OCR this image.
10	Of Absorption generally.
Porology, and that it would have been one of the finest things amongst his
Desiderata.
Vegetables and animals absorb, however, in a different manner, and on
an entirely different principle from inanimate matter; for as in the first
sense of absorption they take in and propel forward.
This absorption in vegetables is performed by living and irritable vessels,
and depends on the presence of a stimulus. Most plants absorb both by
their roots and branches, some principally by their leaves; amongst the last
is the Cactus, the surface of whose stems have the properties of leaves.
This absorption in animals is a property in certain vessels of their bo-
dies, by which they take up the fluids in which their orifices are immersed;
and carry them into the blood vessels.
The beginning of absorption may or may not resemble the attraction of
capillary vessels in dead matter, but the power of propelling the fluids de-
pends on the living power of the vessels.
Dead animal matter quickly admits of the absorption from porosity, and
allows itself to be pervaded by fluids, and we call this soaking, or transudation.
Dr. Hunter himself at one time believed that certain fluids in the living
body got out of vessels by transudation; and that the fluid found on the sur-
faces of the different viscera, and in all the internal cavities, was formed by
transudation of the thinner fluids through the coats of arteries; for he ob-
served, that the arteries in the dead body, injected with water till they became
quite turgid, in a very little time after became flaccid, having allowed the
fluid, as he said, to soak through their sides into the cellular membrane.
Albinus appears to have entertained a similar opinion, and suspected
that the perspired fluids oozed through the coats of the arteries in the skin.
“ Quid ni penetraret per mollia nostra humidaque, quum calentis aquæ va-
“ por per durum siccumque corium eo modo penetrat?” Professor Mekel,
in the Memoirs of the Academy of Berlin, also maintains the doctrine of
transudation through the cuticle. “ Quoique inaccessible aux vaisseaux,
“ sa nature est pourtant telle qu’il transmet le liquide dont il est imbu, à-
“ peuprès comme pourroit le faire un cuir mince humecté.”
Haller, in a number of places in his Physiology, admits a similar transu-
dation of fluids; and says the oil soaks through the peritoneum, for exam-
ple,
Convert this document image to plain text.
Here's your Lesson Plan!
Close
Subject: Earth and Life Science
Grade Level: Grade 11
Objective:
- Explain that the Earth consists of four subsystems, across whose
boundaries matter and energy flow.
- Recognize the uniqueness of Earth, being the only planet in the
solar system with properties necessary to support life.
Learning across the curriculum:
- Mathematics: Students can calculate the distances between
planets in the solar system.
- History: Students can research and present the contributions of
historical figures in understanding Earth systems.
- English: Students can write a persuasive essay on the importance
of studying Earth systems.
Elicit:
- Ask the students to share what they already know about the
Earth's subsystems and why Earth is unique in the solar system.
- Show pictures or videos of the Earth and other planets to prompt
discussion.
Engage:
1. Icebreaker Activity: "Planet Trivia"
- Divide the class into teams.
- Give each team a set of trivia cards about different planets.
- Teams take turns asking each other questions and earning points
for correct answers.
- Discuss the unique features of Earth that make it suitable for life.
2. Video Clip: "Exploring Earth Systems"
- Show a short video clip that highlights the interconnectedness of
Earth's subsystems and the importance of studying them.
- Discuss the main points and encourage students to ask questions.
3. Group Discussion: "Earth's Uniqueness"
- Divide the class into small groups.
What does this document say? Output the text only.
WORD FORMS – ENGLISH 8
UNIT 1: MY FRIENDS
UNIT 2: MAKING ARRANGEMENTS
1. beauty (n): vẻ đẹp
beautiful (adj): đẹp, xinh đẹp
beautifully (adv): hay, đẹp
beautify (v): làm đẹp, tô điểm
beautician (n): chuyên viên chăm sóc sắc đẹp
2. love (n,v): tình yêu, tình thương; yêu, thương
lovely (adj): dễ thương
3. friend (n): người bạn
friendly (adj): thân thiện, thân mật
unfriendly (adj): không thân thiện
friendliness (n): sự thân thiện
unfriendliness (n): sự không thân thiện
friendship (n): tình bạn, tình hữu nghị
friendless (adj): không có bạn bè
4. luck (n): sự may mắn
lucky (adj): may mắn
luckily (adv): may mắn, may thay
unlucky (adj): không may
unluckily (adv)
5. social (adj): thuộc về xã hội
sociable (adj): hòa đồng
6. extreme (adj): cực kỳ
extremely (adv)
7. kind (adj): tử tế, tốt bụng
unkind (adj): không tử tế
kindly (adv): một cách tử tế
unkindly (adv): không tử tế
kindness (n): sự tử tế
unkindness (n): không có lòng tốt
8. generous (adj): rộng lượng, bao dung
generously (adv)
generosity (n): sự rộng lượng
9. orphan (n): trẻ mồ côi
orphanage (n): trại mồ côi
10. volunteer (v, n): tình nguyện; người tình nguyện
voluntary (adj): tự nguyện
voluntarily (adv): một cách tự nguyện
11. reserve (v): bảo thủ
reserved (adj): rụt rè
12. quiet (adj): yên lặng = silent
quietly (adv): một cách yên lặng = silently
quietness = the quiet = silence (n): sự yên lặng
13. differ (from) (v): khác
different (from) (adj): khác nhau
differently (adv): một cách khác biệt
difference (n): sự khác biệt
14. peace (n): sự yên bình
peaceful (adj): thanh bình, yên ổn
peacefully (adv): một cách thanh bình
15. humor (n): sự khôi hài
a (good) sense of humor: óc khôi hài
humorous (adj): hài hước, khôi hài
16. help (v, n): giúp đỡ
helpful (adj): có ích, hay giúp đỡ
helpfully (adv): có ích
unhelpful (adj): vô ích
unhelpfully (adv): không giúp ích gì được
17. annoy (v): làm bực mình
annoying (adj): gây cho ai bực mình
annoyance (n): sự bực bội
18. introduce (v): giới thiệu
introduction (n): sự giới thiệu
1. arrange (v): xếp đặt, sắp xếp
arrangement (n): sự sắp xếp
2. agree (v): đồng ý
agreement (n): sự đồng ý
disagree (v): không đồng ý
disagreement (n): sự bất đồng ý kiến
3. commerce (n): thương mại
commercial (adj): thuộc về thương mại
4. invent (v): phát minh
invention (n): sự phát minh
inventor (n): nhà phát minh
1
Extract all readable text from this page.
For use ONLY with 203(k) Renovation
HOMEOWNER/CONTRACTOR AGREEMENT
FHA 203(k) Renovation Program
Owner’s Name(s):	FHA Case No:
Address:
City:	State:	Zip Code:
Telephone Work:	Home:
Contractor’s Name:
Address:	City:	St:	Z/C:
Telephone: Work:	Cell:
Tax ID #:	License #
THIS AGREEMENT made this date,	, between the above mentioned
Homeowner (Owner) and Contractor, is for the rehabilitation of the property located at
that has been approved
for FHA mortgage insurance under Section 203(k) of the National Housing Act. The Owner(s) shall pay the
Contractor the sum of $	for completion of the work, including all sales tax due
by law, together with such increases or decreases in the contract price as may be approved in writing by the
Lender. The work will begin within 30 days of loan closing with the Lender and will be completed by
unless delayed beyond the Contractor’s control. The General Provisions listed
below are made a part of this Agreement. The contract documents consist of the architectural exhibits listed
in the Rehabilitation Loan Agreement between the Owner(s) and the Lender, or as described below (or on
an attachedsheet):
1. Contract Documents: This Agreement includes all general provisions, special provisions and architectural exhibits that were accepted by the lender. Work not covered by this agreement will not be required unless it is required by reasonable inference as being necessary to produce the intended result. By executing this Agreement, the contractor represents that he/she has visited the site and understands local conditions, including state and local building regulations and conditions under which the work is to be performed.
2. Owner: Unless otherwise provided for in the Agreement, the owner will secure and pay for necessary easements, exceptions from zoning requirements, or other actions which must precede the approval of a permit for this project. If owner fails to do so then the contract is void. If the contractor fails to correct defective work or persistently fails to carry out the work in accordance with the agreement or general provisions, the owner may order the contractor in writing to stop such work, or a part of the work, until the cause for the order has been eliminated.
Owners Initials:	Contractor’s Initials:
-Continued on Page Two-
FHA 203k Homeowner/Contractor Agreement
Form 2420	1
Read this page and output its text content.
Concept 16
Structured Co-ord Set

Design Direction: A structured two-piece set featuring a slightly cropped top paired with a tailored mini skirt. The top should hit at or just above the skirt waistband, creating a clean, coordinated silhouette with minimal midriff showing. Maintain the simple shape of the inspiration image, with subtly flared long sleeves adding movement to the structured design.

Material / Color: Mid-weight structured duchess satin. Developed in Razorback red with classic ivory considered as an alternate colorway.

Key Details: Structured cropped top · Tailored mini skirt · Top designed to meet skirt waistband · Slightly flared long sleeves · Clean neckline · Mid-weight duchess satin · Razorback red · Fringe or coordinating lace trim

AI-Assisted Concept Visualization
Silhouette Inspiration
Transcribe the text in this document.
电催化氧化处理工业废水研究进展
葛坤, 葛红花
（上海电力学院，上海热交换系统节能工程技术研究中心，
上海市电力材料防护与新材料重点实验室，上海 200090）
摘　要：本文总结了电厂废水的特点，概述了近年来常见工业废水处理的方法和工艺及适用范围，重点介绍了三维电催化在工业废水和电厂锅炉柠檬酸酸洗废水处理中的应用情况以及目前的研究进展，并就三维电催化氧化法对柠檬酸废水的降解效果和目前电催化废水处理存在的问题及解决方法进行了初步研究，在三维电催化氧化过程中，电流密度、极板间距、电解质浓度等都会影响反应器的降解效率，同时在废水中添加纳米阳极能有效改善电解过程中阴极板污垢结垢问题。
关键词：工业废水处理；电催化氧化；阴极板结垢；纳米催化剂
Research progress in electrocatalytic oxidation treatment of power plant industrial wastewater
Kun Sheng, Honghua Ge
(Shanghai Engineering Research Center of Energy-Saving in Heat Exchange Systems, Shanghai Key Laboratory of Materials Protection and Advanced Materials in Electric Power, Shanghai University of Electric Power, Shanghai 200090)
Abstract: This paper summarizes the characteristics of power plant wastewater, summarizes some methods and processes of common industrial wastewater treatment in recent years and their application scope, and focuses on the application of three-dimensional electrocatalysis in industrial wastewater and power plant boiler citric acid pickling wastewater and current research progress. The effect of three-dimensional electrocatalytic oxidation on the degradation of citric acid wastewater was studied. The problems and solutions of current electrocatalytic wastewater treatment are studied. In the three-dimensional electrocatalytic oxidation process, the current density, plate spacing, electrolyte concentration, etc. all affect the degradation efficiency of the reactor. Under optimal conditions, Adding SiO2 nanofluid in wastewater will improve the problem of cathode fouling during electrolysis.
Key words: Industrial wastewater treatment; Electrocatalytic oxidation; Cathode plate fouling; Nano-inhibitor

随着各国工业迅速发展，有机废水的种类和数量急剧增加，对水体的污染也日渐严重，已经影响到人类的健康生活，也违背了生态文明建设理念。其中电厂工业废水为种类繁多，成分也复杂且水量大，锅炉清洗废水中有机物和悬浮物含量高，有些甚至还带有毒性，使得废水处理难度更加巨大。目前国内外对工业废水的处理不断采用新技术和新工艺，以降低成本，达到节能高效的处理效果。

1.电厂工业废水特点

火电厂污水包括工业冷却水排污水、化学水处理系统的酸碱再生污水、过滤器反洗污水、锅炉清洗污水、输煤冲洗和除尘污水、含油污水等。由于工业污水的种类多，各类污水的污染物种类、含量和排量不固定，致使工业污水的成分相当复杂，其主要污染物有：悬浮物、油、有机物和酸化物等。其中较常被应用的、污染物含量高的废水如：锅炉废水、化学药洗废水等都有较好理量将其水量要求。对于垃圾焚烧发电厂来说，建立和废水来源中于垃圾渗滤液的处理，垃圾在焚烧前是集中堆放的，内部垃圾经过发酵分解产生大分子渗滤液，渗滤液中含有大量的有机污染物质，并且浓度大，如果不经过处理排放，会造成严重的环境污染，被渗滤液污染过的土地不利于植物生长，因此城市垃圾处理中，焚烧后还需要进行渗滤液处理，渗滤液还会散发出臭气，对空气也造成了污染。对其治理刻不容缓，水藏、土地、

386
--
■ **Direction**
Copy out each line in the preceding records that contains "Divide".

■ **Solution to this task**
- Divide the class into teams.
- Divide the class into small groups.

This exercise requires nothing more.